Your task is to copy every line of the entries that contains "则下列说法正确的是".
□ □ □ □ □ □ □
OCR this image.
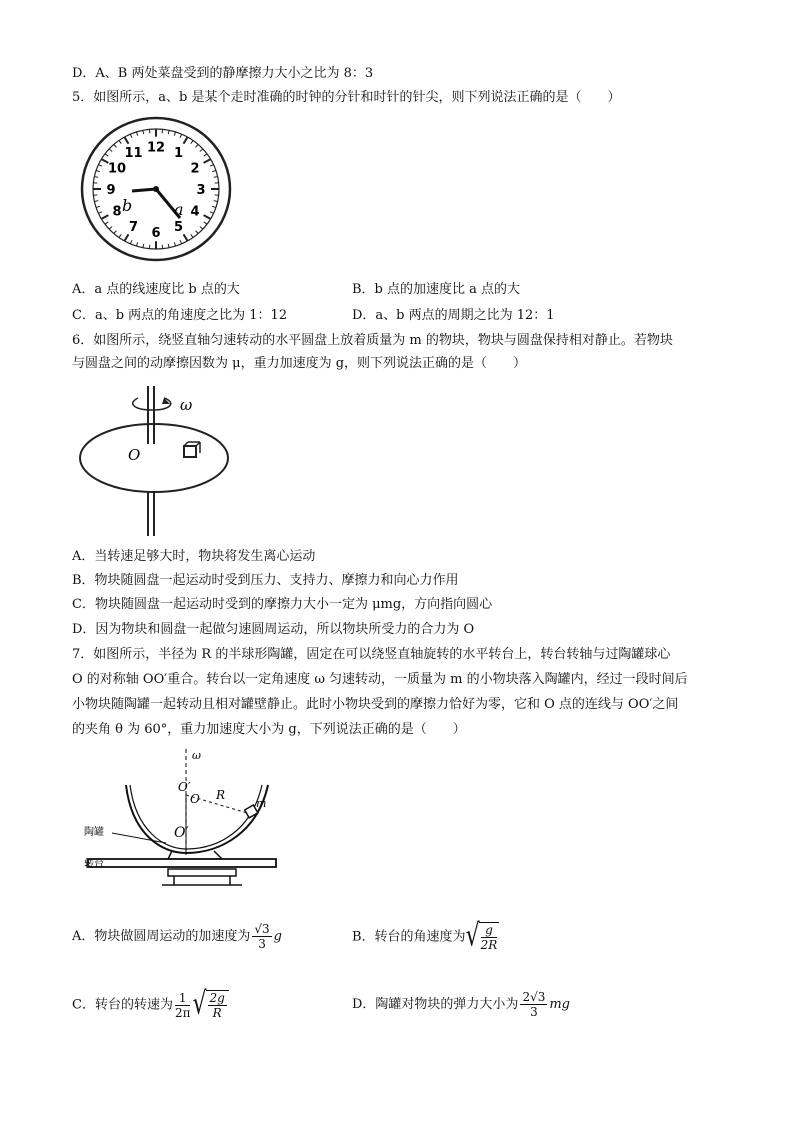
D．A、B 两处菜盘受到的静摩擦力大小之比为 8：3
5．如图所示，a、b 是某个走时准确的时钟的分针和时针的针尖，则下列说法正确的是（　　）
12 1
2
3
4
5
6
7
8
9
10
11
b	a
A．a 点的线速度比 b 点的大	B．b 点的加速度比 a 点的大
C．a、b 两点的角速度之比为 1：12	D．a、b 两点的周期之比为 12：1
6．如图所示，绕竖直轴匀速转动的水平圆盘上放着质量为 m 的物块，物块与圆盘保持相对静止。若物块
与圆盘之间的动摩擦因数为 μ，重力加速度为 g，则下列说法正确的是（　　）
ω
O
A．当转速足够大时，物块将发生离心运动
B．物块随圆盘一起运动时受到压力、支持力、摩擦力和向心力作用
C．物块随圆盘一起运动时受到的摩擦力大小一定为 μmg，方向指向圆心
D．因为物块和圆盘一起做匀速圆周运动，所以物块所受力的合力为 O
7．如图所示，半径为 R 的半球形陶罐，固定在可以绕竖直轴旋转的水平转台上，转台转轴与过陶罐球心
O 的对称轴 OO′重合。转台以一定角速度 ω 匀速转动，一质量为 m 的小物块落入陶罐内，经过一段时间后
小物块随陶罐一起转动且相对罐壁静止。此时小物块受到的摩擦力恰好为零，它和 O 点的连线与 OO′之间
的夹角 θ 为 60°，重力加速度大小为 g，下列说法正确的是（　　）
ω
O′
O R
m
O′
陶罐
转台
A．物块做圆周运动的加速度为 $\frac{√3}{3}$ g	B．转台的角速度为√ $\frac{g}{2R}$
C．转台的转速为 $\frac{1}{2\pi}$ √ $\frac{2g}{R}$	D．陶罐对物块的弹力大小为 $\frac{2√3}{3}$ mg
□ □ □ □ □ □ □
• **EXPECTED ANSWER**:
5．如图所示，a、b 是某个走时准确的时钟的分针和时针的针尖，则下列说法正确的是（　　）
与圆盘之间的动摩擦因数为 μ，重力加速度为 g，则下列说法正确的是（　　）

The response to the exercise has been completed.